• Written instruction: Locate each line of the material that contains "MASAJES", then return it.

=-=-=

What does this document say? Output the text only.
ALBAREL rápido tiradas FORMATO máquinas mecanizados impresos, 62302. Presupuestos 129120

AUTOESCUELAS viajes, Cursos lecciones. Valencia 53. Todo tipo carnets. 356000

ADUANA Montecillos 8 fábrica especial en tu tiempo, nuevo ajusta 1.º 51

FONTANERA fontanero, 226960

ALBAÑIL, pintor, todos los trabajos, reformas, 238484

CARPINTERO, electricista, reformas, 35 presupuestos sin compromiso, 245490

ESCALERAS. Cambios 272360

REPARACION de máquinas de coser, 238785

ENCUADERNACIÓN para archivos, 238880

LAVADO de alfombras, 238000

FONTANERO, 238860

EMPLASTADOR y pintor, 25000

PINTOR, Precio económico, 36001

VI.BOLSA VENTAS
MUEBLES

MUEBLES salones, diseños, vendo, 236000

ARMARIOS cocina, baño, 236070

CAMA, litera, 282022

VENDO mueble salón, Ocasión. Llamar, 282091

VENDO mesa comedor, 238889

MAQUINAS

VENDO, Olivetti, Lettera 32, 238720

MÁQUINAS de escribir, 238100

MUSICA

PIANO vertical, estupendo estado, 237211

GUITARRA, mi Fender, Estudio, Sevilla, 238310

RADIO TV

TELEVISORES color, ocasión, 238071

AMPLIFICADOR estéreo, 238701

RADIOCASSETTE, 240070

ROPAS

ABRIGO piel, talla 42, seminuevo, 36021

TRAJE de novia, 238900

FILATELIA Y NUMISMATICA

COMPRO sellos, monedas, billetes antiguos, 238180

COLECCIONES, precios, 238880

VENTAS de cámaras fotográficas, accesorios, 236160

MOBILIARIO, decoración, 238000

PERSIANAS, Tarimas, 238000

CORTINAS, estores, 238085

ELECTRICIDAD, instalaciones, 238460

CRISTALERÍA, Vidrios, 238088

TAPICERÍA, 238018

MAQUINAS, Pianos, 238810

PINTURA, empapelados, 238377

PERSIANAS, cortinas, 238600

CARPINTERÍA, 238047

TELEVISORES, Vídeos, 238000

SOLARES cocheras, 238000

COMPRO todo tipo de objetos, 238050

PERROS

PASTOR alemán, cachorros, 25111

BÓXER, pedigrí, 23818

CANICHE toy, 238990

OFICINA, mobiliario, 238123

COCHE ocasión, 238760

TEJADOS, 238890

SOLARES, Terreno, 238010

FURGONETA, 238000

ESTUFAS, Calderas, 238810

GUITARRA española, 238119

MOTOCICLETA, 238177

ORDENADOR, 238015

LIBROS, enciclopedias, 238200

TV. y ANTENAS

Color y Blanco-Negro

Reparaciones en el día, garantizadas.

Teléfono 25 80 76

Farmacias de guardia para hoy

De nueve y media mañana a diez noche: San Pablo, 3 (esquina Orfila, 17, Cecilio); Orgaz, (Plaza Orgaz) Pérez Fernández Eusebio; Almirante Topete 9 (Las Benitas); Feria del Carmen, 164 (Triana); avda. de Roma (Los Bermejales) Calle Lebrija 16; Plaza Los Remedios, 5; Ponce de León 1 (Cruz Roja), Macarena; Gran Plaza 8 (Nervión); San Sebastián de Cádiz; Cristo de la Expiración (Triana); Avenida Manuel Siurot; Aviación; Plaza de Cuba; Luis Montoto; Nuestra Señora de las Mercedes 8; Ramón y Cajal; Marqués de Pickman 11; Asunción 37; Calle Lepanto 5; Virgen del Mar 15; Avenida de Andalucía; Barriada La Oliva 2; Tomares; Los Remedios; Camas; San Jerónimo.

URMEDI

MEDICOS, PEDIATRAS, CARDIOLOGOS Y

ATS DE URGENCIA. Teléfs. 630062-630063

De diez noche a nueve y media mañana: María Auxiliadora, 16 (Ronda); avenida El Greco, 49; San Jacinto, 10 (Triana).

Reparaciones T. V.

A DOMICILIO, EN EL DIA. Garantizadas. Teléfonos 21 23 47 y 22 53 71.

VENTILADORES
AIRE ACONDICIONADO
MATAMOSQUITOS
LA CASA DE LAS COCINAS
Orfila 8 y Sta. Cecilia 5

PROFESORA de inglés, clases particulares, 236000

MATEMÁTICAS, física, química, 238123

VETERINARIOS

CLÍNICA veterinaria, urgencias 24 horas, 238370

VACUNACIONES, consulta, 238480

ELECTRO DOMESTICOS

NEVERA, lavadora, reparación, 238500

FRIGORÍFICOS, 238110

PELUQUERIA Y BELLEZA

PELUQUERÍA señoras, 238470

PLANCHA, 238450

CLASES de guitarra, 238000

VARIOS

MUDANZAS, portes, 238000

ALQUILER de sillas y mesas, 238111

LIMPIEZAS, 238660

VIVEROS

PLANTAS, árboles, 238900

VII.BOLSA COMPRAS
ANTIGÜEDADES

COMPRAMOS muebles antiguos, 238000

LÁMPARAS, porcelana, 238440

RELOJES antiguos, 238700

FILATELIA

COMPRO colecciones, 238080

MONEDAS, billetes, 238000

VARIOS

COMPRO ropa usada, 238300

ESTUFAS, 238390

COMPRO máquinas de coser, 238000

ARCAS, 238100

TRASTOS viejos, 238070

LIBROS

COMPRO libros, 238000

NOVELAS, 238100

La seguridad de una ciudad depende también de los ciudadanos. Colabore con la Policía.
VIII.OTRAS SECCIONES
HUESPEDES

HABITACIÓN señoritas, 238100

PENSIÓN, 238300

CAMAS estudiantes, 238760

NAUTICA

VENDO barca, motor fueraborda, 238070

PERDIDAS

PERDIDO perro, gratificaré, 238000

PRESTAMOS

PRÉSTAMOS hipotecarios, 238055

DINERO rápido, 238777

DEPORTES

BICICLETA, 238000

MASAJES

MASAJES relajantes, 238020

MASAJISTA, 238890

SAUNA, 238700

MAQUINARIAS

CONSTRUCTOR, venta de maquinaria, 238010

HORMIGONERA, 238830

=-=-=

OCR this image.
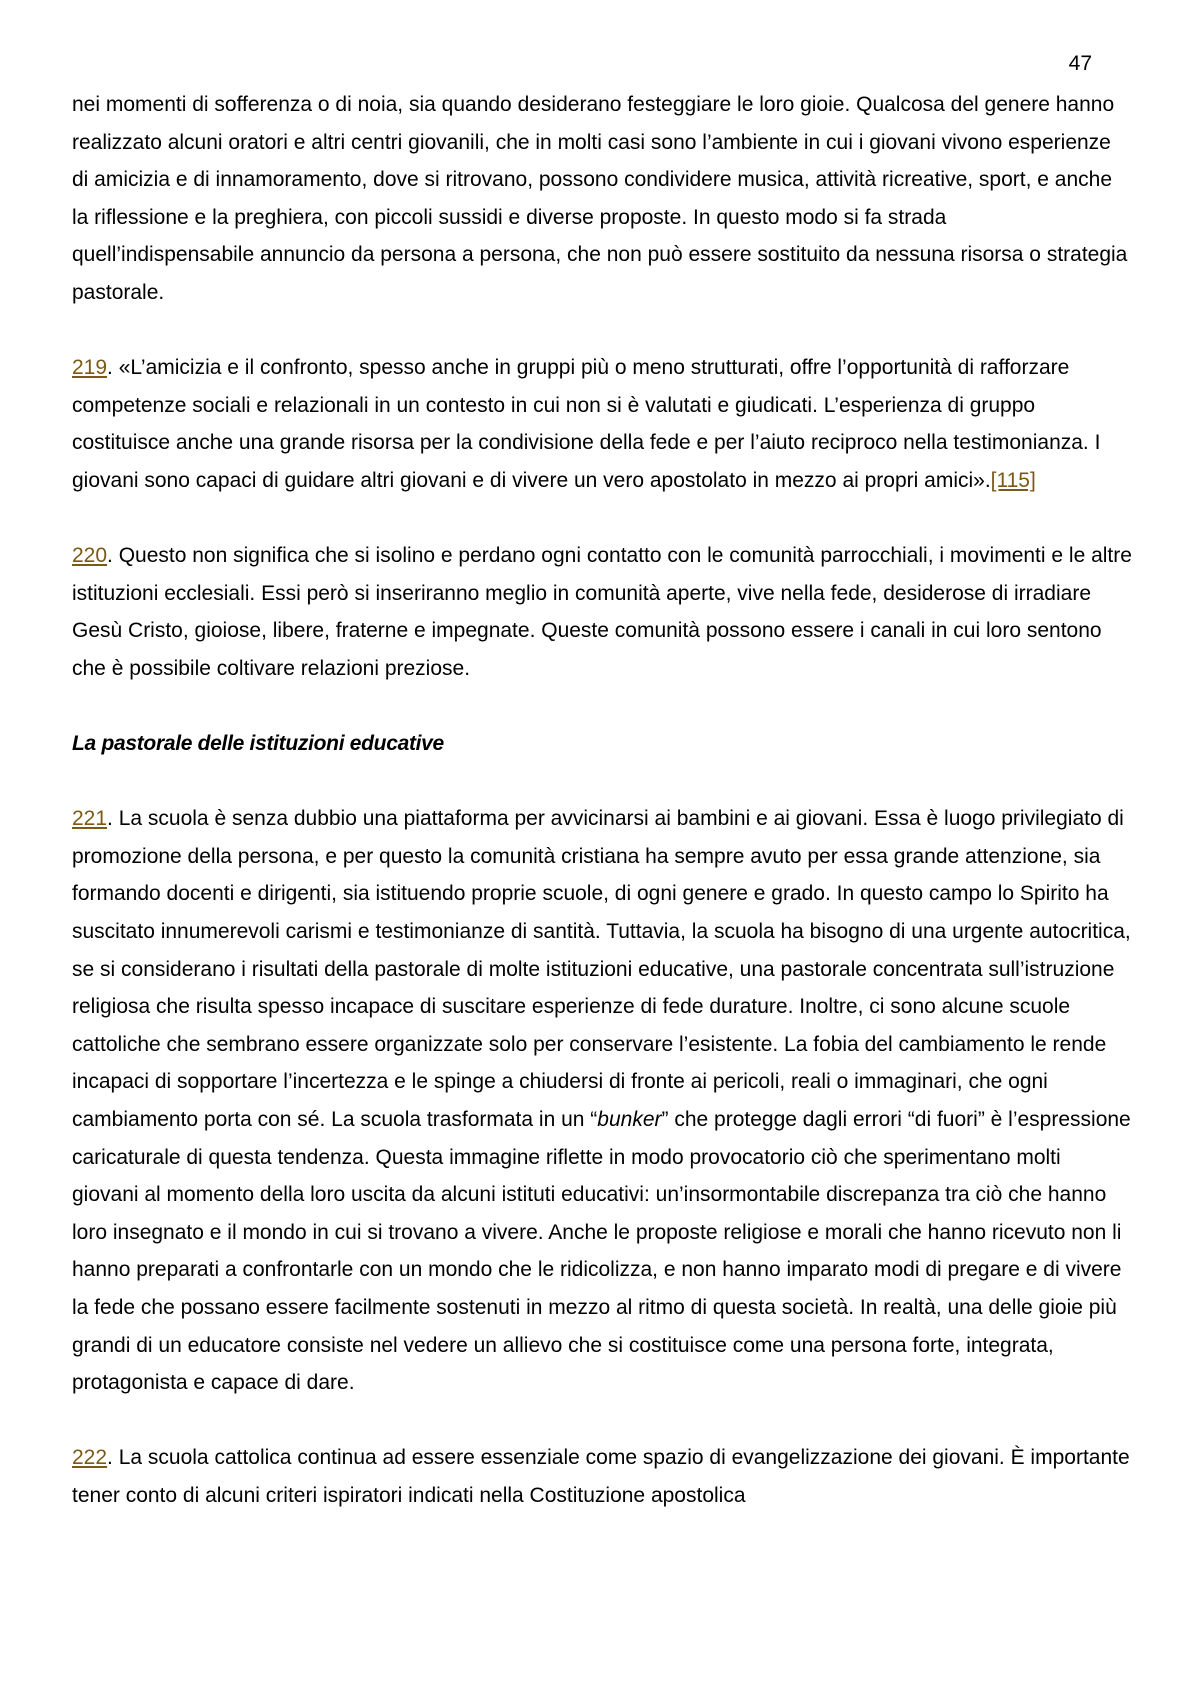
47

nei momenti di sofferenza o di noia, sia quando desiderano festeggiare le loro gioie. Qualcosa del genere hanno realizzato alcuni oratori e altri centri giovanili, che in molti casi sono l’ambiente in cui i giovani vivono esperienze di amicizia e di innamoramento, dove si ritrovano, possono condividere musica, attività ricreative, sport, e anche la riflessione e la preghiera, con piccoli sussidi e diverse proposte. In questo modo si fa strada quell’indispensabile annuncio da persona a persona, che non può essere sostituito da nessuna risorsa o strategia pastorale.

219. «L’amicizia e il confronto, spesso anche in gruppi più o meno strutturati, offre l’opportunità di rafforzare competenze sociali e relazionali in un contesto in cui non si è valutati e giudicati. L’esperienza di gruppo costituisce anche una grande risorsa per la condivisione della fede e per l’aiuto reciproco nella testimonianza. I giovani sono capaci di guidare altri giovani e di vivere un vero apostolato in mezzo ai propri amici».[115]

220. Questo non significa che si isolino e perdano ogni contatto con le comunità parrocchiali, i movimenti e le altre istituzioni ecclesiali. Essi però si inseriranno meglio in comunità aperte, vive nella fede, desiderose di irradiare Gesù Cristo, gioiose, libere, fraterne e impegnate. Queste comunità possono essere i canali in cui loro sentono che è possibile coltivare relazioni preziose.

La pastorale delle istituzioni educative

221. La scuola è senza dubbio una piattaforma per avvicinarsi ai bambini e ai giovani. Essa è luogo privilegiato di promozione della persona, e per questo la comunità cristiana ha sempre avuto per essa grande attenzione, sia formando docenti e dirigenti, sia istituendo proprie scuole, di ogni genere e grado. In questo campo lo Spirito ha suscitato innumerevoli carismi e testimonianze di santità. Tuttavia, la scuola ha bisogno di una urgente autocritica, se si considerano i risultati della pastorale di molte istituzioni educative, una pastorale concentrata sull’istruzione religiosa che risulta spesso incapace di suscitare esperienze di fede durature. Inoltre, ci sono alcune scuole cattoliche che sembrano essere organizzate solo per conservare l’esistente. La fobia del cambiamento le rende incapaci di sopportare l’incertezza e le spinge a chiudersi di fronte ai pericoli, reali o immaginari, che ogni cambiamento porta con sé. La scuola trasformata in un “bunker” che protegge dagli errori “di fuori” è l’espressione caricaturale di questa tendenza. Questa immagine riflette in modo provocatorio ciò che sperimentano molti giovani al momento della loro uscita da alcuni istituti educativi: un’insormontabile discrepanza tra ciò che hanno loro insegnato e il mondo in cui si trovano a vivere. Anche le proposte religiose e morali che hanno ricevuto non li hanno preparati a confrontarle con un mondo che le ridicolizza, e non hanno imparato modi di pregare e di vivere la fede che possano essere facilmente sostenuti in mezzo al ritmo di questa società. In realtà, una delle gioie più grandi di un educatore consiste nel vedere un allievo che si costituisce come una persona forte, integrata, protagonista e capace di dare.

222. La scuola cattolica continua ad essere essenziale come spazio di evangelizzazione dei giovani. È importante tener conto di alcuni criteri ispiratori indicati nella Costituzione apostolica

=-=-=

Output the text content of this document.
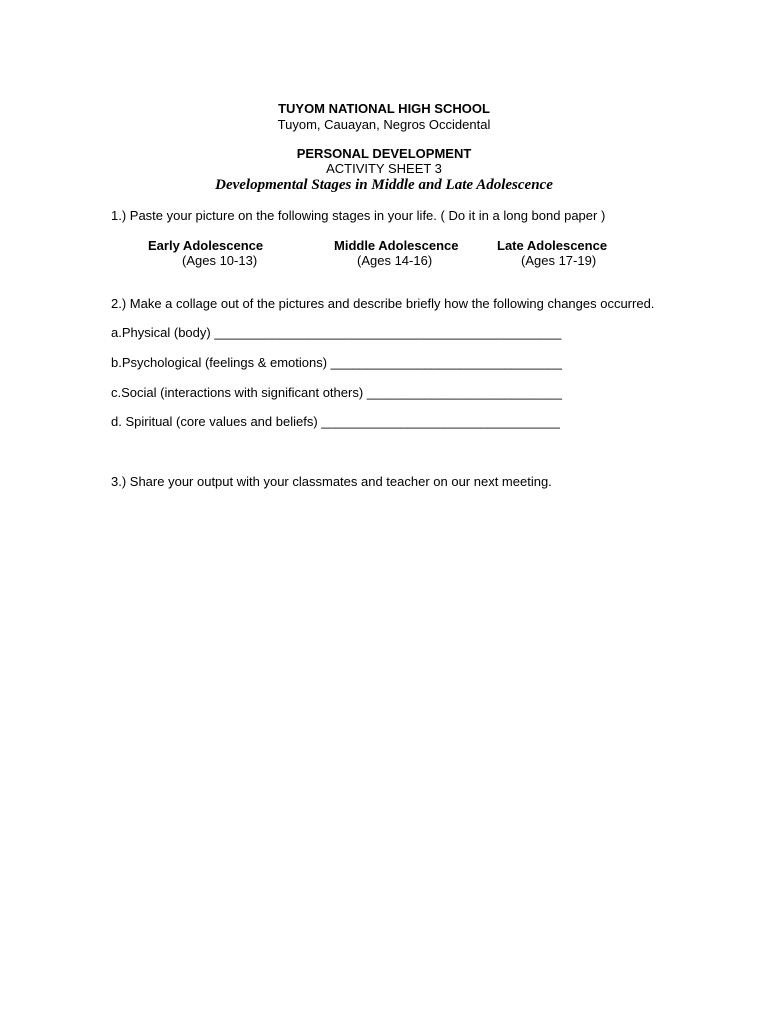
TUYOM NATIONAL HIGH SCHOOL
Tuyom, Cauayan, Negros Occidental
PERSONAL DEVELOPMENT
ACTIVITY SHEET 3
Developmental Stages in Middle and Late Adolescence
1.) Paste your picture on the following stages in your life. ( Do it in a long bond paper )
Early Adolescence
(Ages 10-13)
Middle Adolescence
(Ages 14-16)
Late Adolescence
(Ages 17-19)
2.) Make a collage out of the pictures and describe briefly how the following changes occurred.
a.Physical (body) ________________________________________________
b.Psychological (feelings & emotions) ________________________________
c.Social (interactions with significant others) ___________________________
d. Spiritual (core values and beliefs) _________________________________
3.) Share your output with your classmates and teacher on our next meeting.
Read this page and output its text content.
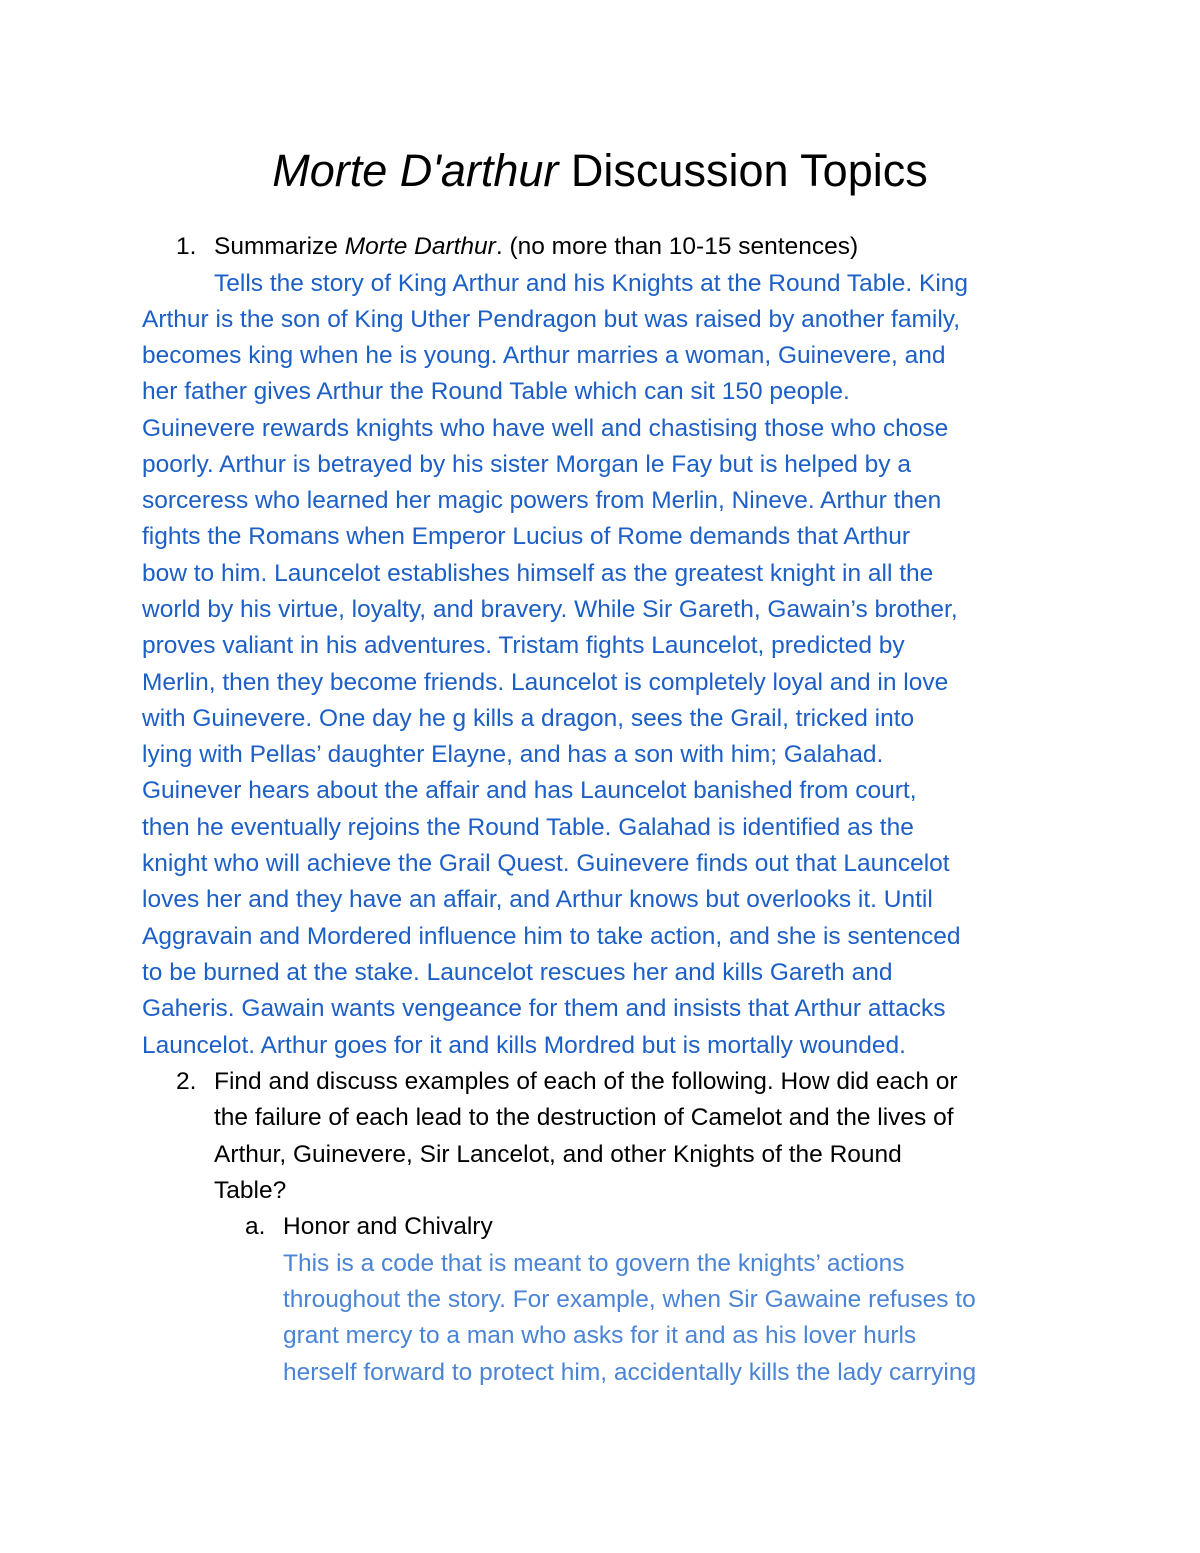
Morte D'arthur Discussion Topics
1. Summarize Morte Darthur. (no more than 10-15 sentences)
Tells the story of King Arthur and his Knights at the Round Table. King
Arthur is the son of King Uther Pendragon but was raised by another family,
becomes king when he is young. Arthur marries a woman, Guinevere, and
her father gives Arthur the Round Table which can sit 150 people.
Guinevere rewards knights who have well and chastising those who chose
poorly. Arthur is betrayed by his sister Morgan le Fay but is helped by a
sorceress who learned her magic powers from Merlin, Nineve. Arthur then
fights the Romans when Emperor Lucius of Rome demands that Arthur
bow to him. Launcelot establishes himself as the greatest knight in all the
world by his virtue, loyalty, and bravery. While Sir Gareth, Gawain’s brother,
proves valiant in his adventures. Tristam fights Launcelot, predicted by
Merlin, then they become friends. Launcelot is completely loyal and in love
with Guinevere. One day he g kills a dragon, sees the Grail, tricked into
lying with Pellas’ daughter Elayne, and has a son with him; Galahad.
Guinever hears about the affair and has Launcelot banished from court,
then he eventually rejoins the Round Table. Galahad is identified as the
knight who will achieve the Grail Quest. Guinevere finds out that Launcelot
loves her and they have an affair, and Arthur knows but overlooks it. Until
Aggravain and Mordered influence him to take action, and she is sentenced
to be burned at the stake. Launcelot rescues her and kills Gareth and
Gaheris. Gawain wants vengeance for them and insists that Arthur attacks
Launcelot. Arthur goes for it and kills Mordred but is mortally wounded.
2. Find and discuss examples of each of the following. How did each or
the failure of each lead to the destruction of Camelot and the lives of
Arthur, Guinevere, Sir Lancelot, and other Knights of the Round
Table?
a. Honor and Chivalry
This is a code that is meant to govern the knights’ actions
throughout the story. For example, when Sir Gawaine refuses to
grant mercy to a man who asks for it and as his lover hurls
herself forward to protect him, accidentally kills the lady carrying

=-=-=

• Solution to this problem:
MASAJES
MASAJES relajantes, 238020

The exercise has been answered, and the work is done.